What is being asked
Without omitting anything, retype the data that follows.
---------- Data to process
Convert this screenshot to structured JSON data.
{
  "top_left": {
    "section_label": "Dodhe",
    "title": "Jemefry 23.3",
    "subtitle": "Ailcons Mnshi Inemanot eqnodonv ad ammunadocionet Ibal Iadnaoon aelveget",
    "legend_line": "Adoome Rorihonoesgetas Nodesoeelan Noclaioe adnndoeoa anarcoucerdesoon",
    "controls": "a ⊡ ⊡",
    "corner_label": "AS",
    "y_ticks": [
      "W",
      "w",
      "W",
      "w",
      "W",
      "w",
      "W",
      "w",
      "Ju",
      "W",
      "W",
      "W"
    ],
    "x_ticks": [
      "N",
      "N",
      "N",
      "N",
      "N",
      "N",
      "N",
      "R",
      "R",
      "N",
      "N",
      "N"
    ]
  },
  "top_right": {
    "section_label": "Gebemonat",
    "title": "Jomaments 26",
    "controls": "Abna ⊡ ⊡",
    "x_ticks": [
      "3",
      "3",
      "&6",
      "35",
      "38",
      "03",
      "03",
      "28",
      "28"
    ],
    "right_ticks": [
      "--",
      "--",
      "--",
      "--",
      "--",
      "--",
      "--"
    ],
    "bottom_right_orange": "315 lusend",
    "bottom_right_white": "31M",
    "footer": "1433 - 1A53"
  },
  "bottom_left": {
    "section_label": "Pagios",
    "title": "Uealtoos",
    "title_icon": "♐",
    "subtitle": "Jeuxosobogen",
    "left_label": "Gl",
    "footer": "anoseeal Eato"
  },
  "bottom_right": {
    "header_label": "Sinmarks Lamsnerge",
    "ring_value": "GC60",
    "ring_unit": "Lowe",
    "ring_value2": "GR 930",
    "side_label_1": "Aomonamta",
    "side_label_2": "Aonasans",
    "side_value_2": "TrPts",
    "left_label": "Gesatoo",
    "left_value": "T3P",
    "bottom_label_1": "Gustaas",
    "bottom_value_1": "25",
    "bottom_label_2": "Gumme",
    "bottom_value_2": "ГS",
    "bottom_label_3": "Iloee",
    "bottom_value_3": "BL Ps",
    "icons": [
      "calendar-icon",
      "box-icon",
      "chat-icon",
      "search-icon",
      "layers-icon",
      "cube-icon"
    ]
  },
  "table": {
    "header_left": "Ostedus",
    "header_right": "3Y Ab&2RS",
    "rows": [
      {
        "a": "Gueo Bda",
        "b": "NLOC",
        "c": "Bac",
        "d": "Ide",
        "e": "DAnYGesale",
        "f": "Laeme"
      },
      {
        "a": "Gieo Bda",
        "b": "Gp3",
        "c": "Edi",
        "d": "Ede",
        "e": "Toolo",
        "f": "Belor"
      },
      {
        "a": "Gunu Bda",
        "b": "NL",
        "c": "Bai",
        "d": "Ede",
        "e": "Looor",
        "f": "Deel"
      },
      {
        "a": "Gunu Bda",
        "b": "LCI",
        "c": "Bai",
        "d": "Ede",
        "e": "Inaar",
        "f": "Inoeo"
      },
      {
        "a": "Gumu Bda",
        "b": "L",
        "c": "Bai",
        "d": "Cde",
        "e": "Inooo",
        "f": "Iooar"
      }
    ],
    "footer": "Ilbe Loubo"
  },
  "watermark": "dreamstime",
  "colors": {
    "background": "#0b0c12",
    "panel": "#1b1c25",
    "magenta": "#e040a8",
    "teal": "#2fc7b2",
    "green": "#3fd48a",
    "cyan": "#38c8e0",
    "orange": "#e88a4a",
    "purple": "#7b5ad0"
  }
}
--------------------
Solution to the exercise
Convert this screenshot to structured JSON data.
{
  "top_left": {
    "section_label": "Dodhe",
    "title": "Jemefry 23.3",
    "subtitle": "Ailcons Mnshi Inemanot eqnodonv ad ammunadocionet Ibal Iadnaoon aelveget",
    "legend_line": "Adoome Rorihonoesgetas Nodesoeelan Noclaioe adnndoeoa anarcoucerdesoon",
    "controls": "a ⊡ ⊡",
    "corner_label": "AS",
    "y_ticks": [
      "W",
      "w",
      "W",
      "w",
      "W",
      "w",
      "W",
      "w",
      "Ju",
      "W",
      "W",
      "W"
    ],
    "x_ticks": [
      "N",
      "N",
      "N",
      "N",
      "N",
      "N",
      "N",
      "R",
      "R",
      "N",
      "N",
      "N"
    ]
  },
  "top_right": {
    "section_label": "Gebemonat",
    "title": "Jomaments 26",
    "controls": "Abna ⊡ ⊡",
    "x_ticks": [
      "3",
      "3",
      "&6",
      "35",
      "38",
      "03",
      "03",
      "28",
      "28"
    ],
    "right_ticks": [
      "--",
      "--",
      "--",
      "--",
      "--",
      "--",
      "--"
    ],
    "bottom_right_orange": "315 lusend",
    "bottom_right_white": "31M",
    "footer": "1433 - 1A53"
  },
  "bottom_left": {
    "section_label": "Pagios",
    "title": "Uealtoos",
    "title_icon": "♐",
    "subtitle": "Jeuxosobogen",
    "left_label": "Gl",
    "footer": "anoseeal Eato"
  },
  "bottom_right": {
    "header_label": "Sinmarks Lamsnerge",
    "ring_value": "GC60",
    "ring_unit": "Lowe",
    "ring_value2": "GR 930",
    "side_label_1": "Aomonamta",
    "side_label_2": "Aonasans",
    "side_value_2": "TrPts",
    "left_label": "Gesatoo",
    "left_value": "T3P",
    "bottom_label_1": "Gustaas",
    "bottom_value_1": "25",
    "bottom_label_2": "Gumme",
    "bottom_value_2": "ГS",
    "bottom_label_3": "Iloee",
    "bottom_value_3": "BL Ps",
    "icons": [
      "calendar-icon",
      "box-icon",
      "chat-icon",
      "search-icon",
      "layers-icon",
      "cube-icon"
    ]
  },
  "table": {
    "header_left": "Ostedus",
    "header_right": "3Y Ab&2RS",
    "rows": [
      {
        "a": "Gueo Bda",
        "b": "NLOC",
        "c": "Bac",
        "d": "Ide",
        "e": "DAnYGesale",
        "f": "Laeme"
      },
      {
        "a": "Gieo Bda",
        "b": "Gp3",
        "c": "Edi",
        "d": "Ede",
        "e": "Toolo",
        "f": "Belor"
      },
      {
        "a": "Gunu Bda",
        "b": "NL",
        "c": "Bai",
        "d": "Ede",
        "e": "Looor",
        "f": "Deel"
      },
      {
        "a": "Gunu Bda",
        "b": "LCI",
        "c": "Bai",
        "d": "Ede",
        "e": "Inaar",
        "f": "Inoeo"
      },
      {
        "a": "Gumu Bda",
        "b": "L",
        "c": "Bai",
        "d": "Cde",
        "e": "Inooo",
        "f": "Iooar"
      }
    ],
    "footer": "Ilbe Loubo"
  },
  "watermark": "dreamstime",
  "colors": {
    "background": "#0b0c12",
    "panel": "#1b1c25",
    "magenta": "#e040a8",
    "teal": "#2fc7b2",
    "green": "#3fd48a",
    "cyan": "#38c8e0",
    "orange": "#e88a4a",
    "purple": "#7b5ad0"
  }
}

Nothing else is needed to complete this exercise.